[Start Working data]

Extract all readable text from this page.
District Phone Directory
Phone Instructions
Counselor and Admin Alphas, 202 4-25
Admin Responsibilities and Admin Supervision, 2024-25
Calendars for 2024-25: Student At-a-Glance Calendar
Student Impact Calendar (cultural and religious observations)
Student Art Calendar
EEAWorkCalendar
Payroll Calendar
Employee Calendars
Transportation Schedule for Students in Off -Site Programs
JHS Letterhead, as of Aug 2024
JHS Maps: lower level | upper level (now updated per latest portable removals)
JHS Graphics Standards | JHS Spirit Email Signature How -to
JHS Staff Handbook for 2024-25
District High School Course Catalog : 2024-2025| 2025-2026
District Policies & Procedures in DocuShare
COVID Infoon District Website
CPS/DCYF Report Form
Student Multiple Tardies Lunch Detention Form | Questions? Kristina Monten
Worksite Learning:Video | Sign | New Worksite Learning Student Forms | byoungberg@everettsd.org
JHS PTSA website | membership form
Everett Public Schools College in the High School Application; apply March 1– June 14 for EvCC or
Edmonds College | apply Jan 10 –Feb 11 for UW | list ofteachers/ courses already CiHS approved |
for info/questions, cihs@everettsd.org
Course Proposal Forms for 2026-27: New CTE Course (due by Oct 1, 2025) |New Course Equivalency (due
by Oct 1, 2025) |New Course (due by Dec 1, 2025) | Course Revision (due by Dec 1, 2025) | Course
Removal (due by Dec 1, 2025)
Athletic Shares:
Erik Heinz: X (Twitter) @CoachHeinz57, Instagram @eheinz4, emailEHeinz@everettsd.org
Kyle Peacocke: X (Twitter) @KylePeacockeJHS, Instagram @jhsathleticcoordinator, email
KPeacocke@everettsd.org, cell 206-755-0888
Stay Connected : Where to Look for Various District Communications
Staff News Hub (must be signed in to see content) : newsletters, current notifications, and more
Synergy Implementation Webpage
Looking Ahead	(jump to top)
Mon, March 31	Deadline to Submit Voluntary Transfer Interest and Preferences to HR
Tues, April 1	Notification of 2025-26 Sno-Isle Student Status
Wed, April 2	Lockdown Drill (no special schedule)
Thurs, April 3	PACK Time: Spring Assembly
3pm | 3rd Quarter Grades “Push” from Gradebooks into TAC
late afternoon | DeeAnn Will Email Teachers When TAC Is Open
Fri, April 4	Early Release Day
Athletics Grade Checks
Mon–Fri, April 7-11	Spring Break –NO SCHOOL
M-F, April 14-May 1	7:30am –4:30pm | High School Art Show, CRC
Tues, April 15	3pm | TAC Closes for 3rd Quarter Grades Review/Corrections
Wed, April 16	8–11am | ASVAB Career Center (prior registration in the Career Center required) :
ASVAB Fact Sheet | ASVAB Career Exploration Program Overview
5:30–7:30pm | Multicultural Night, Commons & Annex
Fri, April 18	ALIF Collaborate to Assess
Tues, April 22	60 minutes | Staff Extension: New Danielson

[End Working data]
[Start Working data]

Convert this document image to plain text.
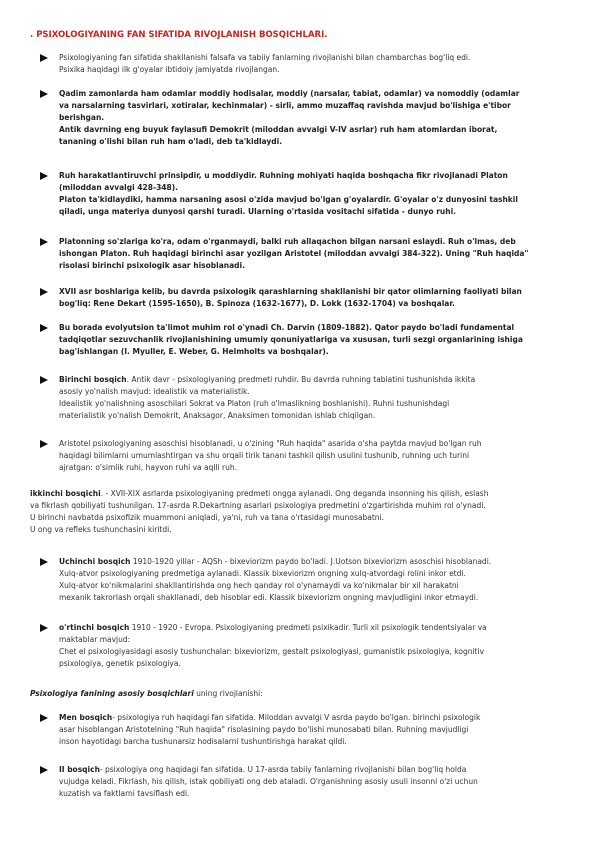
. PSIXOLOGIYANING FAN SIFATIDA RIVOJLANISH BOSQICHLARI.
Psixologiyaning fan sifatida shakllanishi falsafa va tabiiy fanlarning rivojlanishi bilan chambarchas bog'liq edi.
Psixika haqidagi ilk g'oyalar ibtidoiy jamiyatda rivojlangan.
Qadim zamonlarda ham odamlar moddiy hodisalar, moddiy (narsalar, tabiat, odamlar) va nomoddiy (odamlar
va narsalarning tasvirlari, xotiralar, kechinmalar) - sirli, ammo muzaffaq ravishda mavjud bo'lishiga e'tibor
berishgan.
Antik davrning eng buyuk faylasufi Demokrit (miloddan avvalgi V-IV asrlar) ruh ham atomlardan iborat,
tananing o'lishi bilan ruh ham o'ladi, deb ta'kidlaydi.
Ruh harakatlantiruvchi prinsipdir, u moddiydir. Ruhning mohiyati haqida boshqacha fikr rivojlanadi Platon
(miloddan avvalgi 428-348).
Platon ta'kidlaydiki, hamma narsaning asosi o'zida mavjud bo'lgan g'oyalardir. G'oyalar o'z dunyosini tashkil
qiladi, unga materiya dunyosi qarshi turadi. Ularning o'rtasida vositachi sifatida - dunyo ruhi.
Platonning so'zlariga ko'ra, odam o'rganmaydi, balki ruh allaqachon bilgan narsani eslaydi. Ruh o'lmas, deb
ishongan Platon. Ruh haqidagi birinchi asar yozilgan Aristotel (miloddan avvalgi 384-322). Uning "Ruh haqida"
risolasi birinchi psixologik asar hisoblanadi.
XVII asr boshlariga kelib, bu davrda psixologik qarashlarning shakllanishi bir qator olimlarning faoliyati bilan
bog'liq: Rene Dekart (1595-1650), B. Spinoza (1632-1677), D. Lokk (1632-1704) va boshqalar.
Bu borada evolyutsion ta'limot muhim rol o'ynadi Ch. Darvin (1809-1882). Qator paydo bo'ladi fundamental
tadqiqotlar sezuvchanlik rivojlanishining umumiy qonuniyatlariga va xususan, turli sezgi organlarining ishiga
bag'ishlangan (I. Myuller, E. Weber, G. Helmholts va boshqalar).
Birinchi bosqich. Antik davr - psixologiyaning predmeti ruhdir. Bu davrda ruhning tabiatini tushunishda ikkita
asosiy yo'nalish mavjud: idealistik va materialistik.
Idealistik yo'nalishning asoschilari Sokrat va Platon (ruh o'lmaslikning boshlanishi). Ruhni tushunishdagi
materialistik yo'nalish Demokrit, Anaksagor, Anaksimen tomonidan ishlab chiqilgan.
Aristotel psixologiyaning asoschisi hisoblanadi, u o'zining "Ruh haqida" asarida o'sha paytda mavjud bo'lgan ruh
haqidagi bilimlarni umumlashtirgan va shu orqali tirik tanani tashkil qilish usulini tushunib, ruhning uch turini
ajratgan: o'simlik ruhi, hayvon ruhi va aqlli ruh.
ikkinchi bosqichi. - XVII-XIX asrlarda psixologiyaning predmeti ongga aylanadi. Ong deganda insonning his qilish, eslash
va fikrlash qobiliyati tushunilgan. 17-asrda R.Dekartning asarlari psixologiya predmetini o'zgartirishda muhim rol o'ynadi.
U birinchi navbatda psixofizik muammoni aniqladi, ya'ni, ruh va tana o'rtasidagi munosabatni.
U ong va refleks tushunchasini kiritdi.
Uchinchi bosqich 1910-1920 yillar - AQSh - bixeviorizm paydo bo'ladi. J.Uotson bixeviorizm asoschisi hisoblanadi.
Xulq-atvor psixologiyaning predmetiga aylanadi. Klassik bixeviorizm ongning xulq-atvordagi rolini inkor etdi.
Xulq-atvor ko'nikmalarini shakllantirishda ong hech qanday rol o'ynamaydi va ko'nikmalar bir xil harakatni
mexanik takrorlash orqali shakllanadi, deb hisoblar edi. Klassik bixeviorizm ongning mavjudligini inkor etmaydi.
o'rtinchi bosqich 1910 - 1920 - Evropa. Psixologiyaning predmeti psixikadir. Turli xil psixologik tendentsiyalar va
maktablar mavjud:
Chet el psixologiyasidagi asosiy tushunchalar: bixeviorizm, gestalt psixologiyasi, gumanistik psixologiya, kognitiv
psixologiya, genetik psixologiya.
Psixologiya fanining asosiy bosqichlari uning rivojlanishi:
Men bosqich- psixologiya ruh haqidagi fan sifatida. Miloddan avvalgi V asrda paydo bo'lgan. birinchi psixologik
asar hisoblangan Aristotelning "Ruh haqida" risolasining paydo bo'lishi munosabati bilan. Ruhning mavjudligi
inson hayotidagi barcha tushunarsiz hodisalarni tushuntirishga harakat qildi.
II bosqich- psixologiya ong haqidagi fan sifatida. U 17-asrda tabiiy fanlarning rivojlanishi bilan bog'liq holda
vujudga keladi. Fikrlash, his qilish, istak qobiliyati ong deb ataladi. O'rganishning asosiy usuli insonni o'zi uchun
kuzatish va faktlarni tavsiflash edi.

[End Working data]

Select the lines that carry the string "orqali" and copy them.

* [Full answer]
haqidagi bilimlarni umumlashtirgan va shu orqali tirik tanani tashkil qilish usulini tushunib, ruhning uch turini
mexanik takrorlash orqali shakllanadi, deb hisoblar edi. Klassik bixeviorizm ongning mavjudligini inkor etmaydi.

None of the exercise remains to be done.